Task directions
Copy out the data verbatim, beginning at the line that contains "Where is each" and stopping after the line that contains "contact-readout: CONTACT NEAR".
## START
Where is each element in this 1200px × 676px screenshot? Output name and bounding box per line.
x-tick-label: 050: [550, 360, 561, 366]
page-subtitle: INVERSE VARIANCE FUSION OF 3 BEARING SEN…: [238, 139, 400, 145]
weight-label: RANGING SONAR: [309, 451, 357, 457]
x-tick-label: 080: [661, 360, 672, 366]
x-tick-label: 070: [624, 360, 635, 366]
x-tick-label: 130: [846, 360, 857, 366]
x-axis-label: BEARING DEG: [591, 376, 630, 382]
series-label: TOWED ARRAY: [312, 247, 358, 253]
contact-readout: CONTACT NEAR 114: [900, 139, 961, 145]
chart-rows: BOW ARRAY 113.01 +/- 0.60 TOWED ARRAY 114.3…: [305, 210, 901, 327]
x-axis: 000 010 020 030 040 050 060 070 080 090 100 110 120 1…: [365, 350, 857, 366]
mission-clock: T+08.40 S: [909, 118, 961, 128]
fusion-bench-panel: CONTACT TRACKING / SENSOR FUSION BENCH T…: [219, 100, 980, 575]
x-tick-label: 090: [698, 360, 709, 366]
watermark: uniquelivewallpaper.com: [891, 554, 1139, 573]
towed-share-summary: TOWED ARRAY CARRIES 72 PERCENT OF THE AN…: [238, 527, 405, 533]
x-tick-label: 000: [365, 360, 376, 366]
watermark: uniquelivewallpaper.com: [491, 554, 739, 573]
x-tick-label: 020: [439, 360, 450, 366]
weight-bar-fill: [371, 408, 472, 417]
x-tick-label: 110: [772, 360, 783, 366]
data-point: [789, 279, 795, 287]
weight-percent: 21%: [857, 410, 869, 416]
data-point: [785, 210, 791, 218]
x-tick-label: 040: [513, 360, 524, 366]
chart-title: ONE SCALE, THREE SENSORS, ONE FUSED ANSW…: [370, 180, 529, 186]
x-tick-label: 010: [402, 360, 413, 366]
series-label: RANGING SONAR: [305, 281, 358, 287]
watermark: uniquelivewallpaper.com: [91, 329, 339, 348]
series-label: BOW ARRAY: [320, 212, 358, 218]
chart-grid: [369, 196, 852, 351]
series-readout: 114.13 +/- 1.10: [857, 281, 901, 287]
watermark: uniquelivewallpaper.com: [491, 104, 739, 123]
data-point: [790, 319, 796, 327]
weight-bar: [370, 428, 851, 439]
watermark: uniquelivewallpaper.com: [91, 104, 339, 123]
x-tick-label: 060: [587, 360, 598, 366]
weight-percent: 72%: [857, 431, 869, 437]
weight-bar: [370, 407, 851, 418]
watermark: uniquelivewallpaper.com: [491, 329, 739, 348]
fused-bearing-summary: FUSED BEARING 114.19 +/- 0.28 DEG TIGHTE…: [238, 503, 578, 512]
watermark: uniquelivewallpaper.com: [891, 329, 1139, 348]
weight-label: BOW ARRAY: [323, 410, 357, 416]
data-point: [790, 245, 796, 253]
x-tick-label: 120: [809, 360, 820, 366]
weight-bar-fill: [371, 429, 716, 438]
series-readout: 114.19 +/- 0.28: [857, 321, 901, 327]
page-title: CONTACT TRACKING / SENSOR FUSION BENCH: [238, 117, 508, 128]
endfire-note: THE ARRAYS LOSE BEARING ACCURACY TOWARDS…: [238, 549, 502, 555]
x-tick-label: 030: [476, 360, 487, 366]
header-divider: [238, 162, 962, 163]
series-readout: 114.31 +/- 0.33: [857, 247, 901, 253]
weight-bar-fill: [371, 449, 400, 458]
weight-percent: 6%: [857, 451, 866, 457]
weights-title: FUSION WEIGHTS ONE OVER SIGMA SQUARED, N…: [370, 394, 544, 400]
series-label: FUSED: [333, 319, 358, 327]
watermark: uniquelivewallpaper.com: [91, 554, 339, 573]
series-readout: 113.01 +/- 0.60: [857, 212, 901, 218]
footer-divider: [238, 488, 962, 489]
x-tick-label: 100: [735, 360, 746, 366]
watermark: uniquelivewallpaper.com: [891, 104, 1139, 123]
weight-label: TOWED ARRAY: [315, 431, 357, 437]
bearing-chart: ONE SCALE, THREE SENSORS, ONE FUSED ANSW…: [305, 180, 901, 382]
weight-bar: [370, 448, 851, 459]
## END
## START
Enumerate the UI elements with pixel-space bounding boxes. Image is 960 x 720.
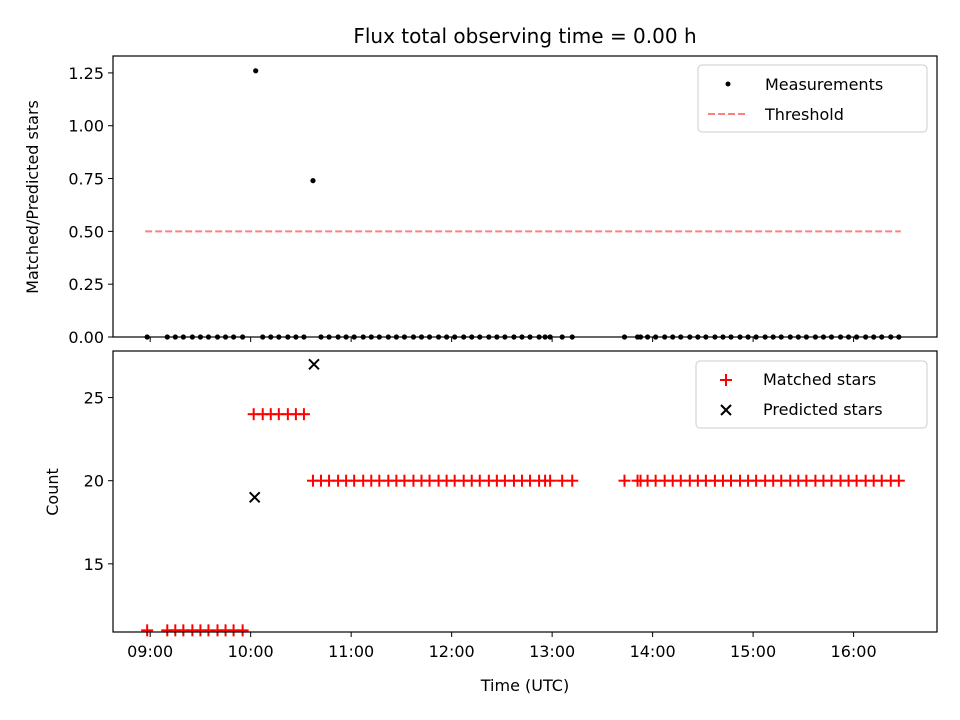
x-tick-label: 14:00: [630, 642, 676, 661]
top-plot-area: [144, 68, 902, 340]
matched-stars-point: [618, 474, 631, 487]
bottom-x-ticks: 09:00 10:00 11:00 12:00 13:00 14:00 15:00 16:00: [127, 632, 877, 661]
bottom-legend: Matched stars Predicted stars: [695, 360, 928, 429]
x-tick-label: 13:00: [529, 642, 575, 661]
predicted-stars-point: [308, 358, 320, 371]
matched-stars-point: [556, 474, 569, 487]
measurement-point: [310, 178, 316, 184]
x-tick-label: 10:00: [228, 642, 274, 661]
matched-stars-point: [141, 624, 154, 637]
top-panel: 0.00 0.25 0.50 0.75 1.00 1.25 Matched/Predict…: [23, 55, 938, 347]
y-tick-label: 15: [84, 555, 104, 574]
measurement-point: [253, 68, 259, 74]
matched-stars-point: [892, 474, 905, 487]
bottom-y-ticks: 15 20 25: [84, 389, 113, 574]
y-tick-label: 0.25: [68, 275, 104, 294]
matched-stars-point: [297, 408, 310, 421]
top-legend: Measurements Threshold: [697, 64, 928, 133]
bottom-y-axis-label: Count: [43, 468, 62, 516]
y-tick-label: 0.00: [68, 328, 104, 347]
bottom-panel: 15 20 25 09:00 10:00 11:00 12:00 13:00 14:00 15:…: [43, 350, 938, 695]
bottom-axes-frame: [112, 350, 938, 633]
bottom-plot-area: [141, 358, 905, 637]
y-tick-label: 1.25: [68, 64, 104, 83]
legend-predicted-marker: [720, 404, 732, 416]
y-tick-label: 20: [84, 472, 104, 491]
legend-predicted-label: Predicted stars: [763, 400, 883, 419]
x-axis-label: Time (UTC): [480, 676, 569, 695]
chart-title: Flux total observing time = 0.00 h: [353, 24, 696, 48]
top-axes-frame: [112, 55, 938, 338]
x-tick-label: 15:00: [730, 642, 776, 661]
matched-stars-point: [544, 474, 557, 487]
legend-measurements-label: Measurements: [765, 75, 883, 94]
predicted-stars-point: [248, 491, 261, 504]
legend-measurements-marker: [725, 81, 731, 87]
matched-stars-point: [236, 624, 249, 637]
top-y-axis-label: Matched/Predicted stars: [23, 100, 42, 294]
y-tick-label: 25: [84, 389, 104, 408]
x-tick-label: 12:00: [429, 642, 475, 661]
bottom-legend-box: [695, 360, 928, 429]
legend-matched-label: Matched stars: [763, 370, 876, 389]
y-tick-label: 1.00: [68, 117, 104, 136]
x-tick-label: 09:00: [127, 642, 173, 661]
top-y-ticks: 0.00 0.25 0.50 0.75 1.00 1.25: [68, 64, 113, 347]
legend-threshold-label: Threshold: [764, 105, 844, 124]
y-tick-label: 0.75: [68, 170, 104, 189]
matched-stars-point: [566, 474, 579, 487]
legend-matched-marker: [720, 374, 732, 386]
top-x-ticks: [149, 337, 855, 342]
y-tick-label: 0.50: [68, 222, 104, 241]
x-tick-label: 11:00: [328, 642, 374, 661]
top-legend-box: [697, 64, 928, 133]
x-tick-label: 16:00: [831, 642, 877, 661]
## END
Written response
Where is each element in this 1200px × 676px screenshot? Output name and bounding box per line.
x-tick-label: 050: [550, 360, 561, 366]
page-subtitle: INVERSE VARIANCE FUSION OF 3 BEARING SEN…: [238, 139, 400, 145]
weight-label: RANGING SONAR: [309, 451, 357, 457]
x-tick-label: 080: [661, 360, 672, 366]
x-tick-label: 070: [624, 360, 635, 366]
x-tick-label: 130: [846, 360, 857, 366]
x-axis-label: BEARING DEG: [591, 376, 630, 382]
series-label: TOWED ARRAY: [312, 247, 358, 253]
contact-readout: CONTACT NEAR 114: [900, 139, 961, 145]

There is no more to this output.